• **Problem statement**: Output every line of the data exactly as it appears.

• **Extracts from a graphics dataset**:
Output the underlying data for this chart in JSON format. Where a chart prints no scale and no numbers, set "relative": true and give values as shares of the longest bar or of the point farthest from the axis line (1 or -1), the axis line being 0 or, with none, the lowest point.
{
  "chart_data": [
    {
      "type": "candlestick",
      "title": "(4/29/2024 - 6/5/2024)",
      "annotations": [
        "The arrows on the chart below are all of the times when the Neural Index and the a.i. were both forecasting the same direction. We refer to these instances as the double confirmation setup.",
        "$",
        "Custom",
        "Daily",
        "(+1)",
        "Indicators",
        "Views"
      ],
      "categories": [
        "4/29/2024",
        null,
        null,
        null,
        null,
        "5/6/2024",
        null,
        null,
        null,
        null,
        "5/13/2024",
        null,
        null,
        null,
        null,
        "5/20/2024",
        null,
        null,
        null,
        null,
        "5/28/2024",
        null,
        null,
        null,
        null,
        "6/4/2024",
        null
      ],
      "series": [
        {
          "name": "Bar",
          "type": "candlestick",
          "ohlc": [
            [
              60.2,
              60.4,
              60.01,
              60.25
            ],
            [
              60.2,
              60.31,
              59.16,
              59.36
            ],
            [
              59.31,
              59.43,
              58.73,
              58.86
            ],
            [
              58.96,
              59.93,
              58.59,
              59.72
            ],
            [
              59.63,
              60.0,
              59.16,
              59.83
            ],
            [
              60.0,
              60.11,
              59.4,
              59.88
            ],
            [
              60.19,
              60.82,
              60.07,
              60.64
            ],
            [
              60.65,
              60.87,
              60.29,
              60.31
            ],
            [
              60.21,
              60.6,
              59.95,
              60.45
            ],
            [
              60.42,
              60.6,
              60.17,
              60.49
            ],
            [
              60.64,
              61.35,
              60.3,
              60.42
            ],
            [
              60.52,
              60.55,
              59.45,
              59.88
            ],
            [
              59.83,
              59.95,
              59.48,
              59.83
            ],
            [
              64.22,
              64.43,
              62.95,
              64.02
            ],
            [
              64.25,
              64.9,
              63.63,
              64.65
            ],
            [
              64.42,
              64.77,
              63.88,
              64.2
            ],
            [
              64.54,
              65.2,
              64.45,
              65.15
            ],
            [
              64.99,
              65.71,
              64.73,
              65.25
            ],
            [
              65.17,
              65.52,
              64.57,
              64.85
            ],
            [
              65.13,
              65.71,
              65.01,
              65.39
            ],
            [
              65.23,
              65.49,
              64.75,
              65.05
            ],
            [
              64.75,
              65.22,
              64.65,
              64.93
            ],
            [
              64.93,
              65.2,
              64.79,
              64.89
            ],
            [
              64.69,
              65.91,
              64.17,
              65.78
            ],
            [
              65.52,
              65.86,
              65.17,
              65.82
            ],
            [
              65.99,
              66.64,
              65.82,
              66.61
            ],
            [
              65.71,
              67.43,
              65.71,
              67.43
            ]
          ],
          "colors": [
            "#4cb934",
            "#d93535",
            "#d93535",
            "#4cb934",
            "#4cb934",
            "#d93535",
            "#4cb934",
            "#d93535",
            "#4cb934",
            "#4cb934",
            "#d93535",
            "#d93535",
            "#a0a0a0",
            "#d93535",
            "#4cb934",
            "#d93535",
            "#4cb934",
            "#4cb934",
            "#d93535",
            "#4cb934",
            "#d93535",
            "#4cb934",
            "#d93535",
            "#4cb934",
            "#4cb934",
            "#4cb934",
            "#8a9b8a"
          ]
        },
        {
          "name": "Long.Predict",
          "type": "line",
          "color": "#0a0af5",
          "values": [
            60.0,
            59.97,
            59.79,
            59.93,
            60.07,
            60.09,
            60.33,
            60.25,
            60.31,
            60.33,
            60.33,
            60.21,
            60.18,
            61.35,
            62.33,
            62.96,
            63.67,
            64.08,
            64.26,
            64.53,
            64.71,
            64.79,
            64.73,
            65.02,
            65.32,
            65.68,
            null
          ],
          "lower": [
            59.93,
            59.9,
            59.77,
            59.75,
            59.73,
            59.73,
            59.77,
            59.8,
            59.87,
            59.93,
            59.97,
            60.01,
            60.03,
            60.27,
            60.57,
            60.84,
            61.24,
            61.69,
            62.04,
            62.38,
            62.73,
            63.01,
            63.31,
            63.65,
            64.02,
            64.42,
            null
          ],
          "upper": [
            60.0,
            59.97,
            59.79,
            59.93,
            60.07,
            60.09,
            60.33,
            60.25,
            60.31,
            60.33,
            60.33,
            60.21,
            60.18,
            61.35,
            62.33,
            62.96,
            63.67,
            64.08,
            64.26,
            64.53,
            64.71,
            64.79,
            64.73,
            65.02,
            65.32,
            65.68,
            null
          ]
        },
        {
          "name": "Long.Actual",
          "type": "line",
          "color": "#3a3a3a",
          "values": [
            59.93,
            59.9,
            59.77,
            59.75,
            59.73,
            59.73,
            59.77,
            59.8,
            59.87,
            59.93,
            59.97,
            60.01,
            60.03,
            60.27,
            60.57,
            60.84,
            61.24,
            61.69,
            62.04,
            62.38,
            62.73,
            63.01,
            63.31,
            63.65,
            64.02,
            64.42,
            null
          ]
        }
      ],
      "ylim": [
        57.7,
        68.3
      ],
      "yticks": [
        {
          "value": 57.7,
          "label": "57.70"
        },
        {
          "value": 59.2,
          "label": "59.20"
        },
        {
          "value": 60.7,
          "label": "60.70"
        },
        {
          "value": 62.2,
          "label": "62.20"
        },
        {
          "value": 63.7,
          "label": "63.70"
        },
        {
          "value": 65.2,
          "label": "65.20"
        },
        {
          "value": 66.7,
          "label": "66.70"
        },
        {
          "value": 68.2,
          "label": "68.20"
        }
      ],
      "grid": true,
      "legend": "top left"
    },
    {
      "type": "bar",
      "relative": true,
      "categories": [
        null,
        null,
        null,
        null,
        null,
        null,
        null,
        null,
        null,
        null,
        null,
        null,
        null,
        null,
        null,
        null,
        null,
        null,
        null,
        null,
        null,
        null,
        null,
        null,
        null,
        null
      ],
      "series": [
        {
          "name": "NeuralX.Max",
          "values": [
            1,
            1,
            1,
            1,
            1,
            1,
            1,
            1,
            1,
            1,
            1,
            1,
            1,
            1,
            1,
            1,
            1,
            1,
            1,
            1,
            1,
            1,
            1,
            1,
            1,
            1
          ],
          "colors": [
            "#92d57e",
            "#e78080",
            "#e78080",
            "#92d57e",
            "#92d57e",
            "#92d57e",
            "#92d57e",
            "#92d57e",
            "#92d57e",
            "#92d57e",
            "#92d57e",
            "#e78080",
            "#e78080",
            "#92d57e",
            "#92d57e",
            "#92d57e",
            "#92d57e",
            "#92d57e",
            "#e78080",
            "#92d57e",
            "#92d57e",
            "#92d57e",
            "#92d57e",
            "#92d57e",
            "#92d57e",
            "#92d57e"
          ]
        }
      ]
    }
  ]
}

• **Answer to the problem**:
Output the underlying data for this chart in JSON format. Where a chart prints no scale and no numbers, set "relative": true and give values as shares of the longest bar or of the point farthest from the axis line (1 or -1), the axis line being 0 or, with none, the lowest point.
{
  "chart_data": [
    {
      "type": "candlestick",
      "title": "(4/29/2024 - 6/5/2024)",
      "annotations": [
        "The arrows on the chart below are all of the times when the Neural Index and the a.i. were both forecasting the same direction. We refer to these instances as the double confirmation setup.",
        "$",
        "Custom",
        "Daily",
        "(+1)",
        "Indicators",
        "Views"
      ],
      "categories": [
        "4/29/2024",
        null,
        null,
        null,
        null,
        "5/6/2024",
        null,
        null,
        null,
        null,
        "5/13/2024",
        null,
        null,
        null,
        null,
        "5/20/2024",
        null,
        null,
        null,
        null,
        "5/28/2024",
        null,
        null,
        null,
        null,
        "6/4/2024",
        null
      ],
      "series": [
        {
          "name": "Bar",
          "type": "candlestick",
          "ohlc": [
            [
              60.2,
              60.4,
              60.01,
              60.25
            ],
            [
              60.2,
              60.31,
              59.16,
              59.36
            ],
            [
              59.31,
              59.43,
              58.73,
              58.86
            ],
            [
              58.96,
              59.93,
              58.59,
              59.72
            ],
            [
              59.63,
              60.0,
              59.16,
              59.83
            ],
            [
              60.0,
              60.11,
              59.4,
              59.88
            ],
            [
              60.19,
              60.82,
              60.07,
              60.64
            ],
            [
              60.65,
              60.87,
              60.29,
              60.31
            ],
            [
              60.21,
              60.6,
              59.95,
              60.45
            ],
            [
              60.42,
              60.6,
              60.17,
              60.49
            ],
            [
              60.64,
              61.35,
              60.3,
              60.42
            ],
            [
              60.52,
              60.55,
              59.45,
              59.88
            ],
            [
              59.83,
              59.95,
              59.48,
              59.83
            ],
            [
              64.22,
              64.43,
              62.95,
              64.02
            ],
            [
              64.25,
              64.9,
              63.63,
              64.65
            ],
            [
              64.42,
              64.77,
              63.88,
              64.2
            ],
            [
              64.54,
              65.2,
              64.45,
              65.15
            ],
            [
              64.99,
              65.71,
              64.73,
              65.25
            ],
            [
              65.17,
              65.52,
              64.57,
              64.85
            ],
            [
              65.13,
              65.71,
              65.01,
              65.39
            ],
            [
              65.23,
              65.49,
              64.75,
              65.05
            ],
            [
              64.75,
              65.22,
              64.65,
              64.93
            ],
            [
              64.93,
              65.2,
              64.79,
              64.89
            ],
            [
              64.69,
              65.91,
              64.17,
              65.78
            ],
            [
              65.52,
              65.86,
              65.17,
              65.82
            ],
            [
              65.99,
              66.64,
              65.82,
              66.61
            ],
            [
              65.71,
              67.43,
              65.71,
              67.43
            ]
          ],
          "colors": [
            "#4cb934",
            "#d93535",
            "#d93535",
            "#4cb934",
            "#4cb934",
            "#d93535",
            "#4cb934",
            "#d93535",
            "#4cb934",
            "#4cb934",
            "#d93535",
            "#d93535",
            "#a0a0a0",
            "#d93535",
            "#4cb934",
            "#d93535",
            "#4cb934",
            "#4cb934",
            "#d93535",
            "#4cb934",
            "#d93535",
            "#4cb934",
            "#d93535",
            "#4cb934",
            "#4cb934",
            "#4cb934",
            "#8a9b8a"
          ]
        },
        {
          "name": "Long.Predict",
          "type": "line",
          "color": "#0a0af5",
          "values": [
            60.0,
            59.97,
            59.79,
            59.93,
            60.07,
            60.09,
            60.33,
            60.25,
            60.31,
            60.33,
            60.33,
            60.21,
            60.18,
            61.35,
            62.33,
            62.96,
            63.67,
            64.08,
            64.26,
            64.53,
            64.71,
            64.79,
            64.73,
            65.02,
            65.32,
            65.68,
            null
          ],
          "lower": [
            59.93,
            59.9,
            59.77,
            59.75,
            59.73,
            59.73,
            59.77,
            59.8,
            59.87,
            59.93,
            59.97,
            60.01,
            60.03,
            60.27,
            60.57,
            60.84,
            61.24,
            61.69,
            62.04,
            62.38,
            62.73,
            63.01,
            63.31,
            63.65,
            64.02,
            64.42,
            null
          ],
          "upper": [
            60.0,
            59.97,
            59.79,
            59.93,
            60.07,
            60.09,
            60.33,
            60.25,
            60.31,
            60.33,
            60.33,
            60.21,
            60.18,
            61.35,
            62.33,
            62.96,
            63.67,
            64.08,
            64.26,
            64.53,
            64.71,
            64.79,
            64.73,
            65.02,
            65.32,
            65.68,
            null
          ]
        },
        {
          "name": "Long.Actual",
          "type": "line",
          "color": "#3a3a3a",
          "values": [
            59.93,
            59.9,
            59.77,
            59.75,
            59.73,
            59.73,
            59.77,
            59.8,
            59.87,
            59.93,
            59.97,
            60.01,
            60.03,
            60.27,
            60.57,
            60.84,
            61.24,
            61.69,
            62.04,
            62.38,
            62.73,
            63.01,
            63.31,
            63.65,
            64.02,
            64.42,
            null
          ]
        }
      ],
      "ylim": [
        57.7,
        68.3
      ],
      "yticks": [
        {
          "value": 57.7,
          "label": "57.70"
        },
        {
          "value": 59.2,
          "label": "59.20"
        },
        {
          "value": 60.7,
          "label": "60.70"
        },
        {
          "value": 62.2,
          "label": "62.20"
        },
        {
          "value": 63.7,
          "label": "63.70"
        },
        {
          "value": 65.2,
          "label": "65.20"
        },
        {
          "value": 66.7,
          "label": "66.70"
        },
        {
          "value": 68.2,
          "label": "68.20"
        }
      ],
      "grid": true,
      "legend": "top left"
    },
    {
      "type": "bar",
      "relative": true,
      "categories": [
        null,
        null,
        null,
        null,
        null,
        null,
        null,
        null,
        null,
        null,
        null,
        null,
        null,
        null,
        null,
        null,
        null,
        null,
        null,
        null,
        null,
        null,
        null,
        null,
        null,
        null
      ],
      "series": [
        {
          "name": "NeuralX.Max",
          "values": [
            1,
            1,
            1,
            1,
            1,
            1,
            1,
            1,
            1,
            1,
            1,
            1,
            1,
            1,
            1,
            1,
            1,
            1,
            1,
            1,
            1,
            1,
            1,
            1,
            1,
            1
          ],
          "colors": [
            "#92d57e",
            "#e78080",
            "#e78080",
            "#92d57e",
            "#92d57e",
            "#92d57e",
            "#92d57e",
            "#92d57e",
            "#92d57e",
            "#92d57e",
            "#92d57e",
            "#e78080",
            "#e78080",
            "#92d57e",
            "#92d57e",
            "#92d57e",
            "#92d57e",
            "#92d57e",
            "#e78080",
            "#92d57e",
            "#92d57e",
            "#92d57e",
            "#92d57e",
            "#92d57e",
            "#92d57e",
            "#92d57e"
          ]
        }
      ]
    }
  ]
}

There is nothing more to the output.